* START Given passage *

Could you help me to solve this? Did anyone get the same issue? Could you tell me how to make it works?

Thanks in advance.

ricardodejuan commented 4 years ago

@bmd-benita Hi, could you write JSON data to BigQuery? or this library only works with Avro format?

michTalebzadeh commented 3 years ago

Hi,

I have a similar error writing to BigQuery

This is message sent that I can get it from console

$KAFKA_HOME/bin/kafka-console-consumer.sh --bootstrap-server rhes75:9092,rhes75:9093,rhes75:9094,rhes564:9092,rhes564:9093,rhes564:9094,rhes76:9092,rhes76:9093,rhes76:9094 --from-beginning --topic md --property print.key=true

Note that it also prints kafka key

9485818a-e6c5-434d-9096-29c6e3f55148    {"schema": { "type": "struct", "fields": [ { "field": "rowkey", "type": "string", "optional": true}],"optional": false,"name": "BQ"}, "payload": {"rowkey": "9485818a-e6c5-434d-9096-29c6e3f55148"}}

The error thrown is

[2021-03-17 09:29:16,655] ERROR WorkerSinkTask{id=bigquery-sink-0} Task threw an uncaught and unrecoverable exception. Task is being killed and will not recover until manually restarted. Error: Top-level Kafka Connect schema must be of type 'struct' (org.apache.kafka.connect.runtime.WorkerSinkTask:612)

This is the the standalone properties file

bootstrap.servers=rhes75:9092,rhes75:9093,rhes75:9094,rhes564:9092,rhes564:9093,rhes564:9094,rhes76:9092,rhes76:9093,rhes76:9094
key.converter=org.apache.kafka.connect.storage.StringConverter
#key.converter=org.apache.kafka.connect.json.JsonConverter
key.converter.schemas.enable=true
value.converter=org.apache.kafka.connect.json.JsonConverter
value.converter.schemas.enable=true
internal.value.converter=org.apache.kafka.connect.json.JsonConverter
internal.key.converter=org.apache.kafka.connect.storage.StringConverter
##internal.value.converter=org.apache.kafka.connect.storage.StringConverter
internal.key.converter.schemas.enable=false
internal.value.converter.schemas.enable=false
offset.storage.file.filename=/tmp/connect_bq.offsets
offset.flush.interval.ms=10000

and this is the sink properties file

name=bigquery-sink
connector.type=bigquery-connector
connector.class=com.wepay.kafka.connect.bigquery.BigQuerySinkConnector
defaultDataset=test
project=axial-glow-224522
topics=md
autoCreateTables=false
gcsBucketName=tmp_storage_bucket
queueSize=-1
bigQueryRetry=0
bigQueryRetryWait=1000
bigQueryMessageTimePartitioning=false
bigQueryPartitionDecorator=true
timePartitioningType=DAY
keySource=FILE
keyfile=/home/hduser/GCPFirstProject-d75f1b3a9817.json
sanitizeTopics=false
schemaRetriever=com.wepay.kafka.connect.bigquery.retrieve.IdentitySchemaRetriever
threadPoolSize=10
allBQFieldsNullable=false
avroDataCacheSize=100
batchLoadIntervalSec=120
convertDoubleSpecialValues=false
enableBatchLoad=false
upsertEnabled=false
deleteEnabled=false
mergeIntervalMs=60000
mergeRecordsThreshold=-1
autoCreateBucket=true
allowNewBigQueryFields=false
allowBigQueryRequiredFieldRelaxation=false
allowSchemaUnionization=false
kafkaDataFieldName=null
kafkaKeyFieldName=null

Thanks

amithapa commented 2 years ago

@michTalebzadeh Any luck with the solution?

* END Given passage *
* START Given information *

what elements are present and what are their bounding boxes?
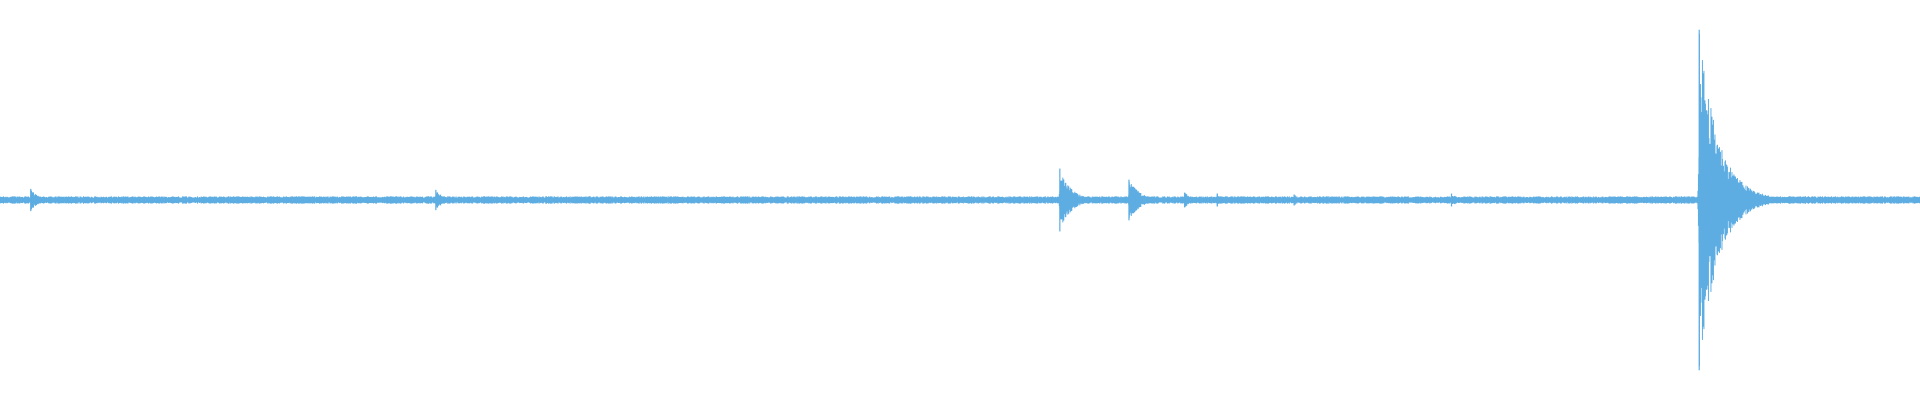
waveform-series (0, 29, 1920, 371)
waveform-line (0, 33, 1920, 367)
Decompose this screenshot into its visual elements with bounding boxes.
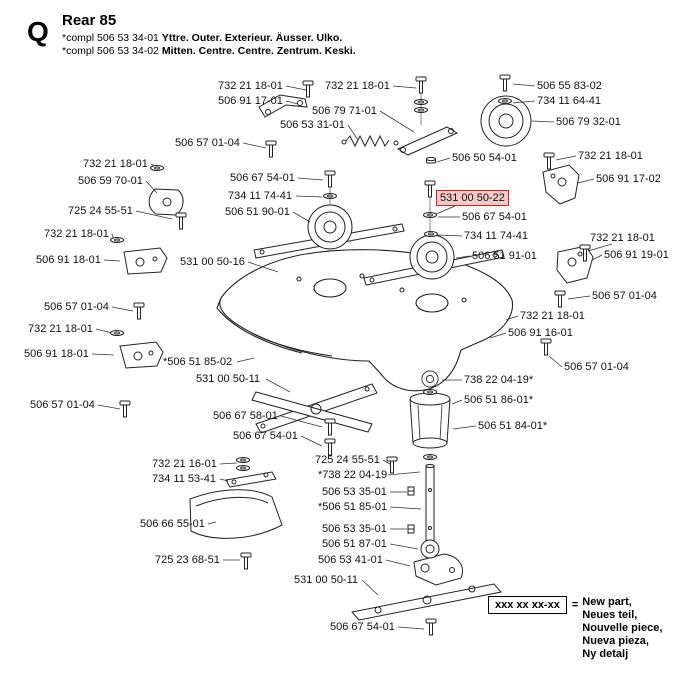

* END Given information *

» What this task involves
Write out the Kafka-to-BigQuery thread word for word, from "Could you help" to "with Avro format?".

» Exercise answer
Could you help me to solve this? Did anyone get the same issue? Could you tell me how to make it works?

Thanks in advance.

ricardodejuan commented 4 years ago

@bmd-benita Hi, could you write JSON data to BigQuery? or this library only works with Avro format?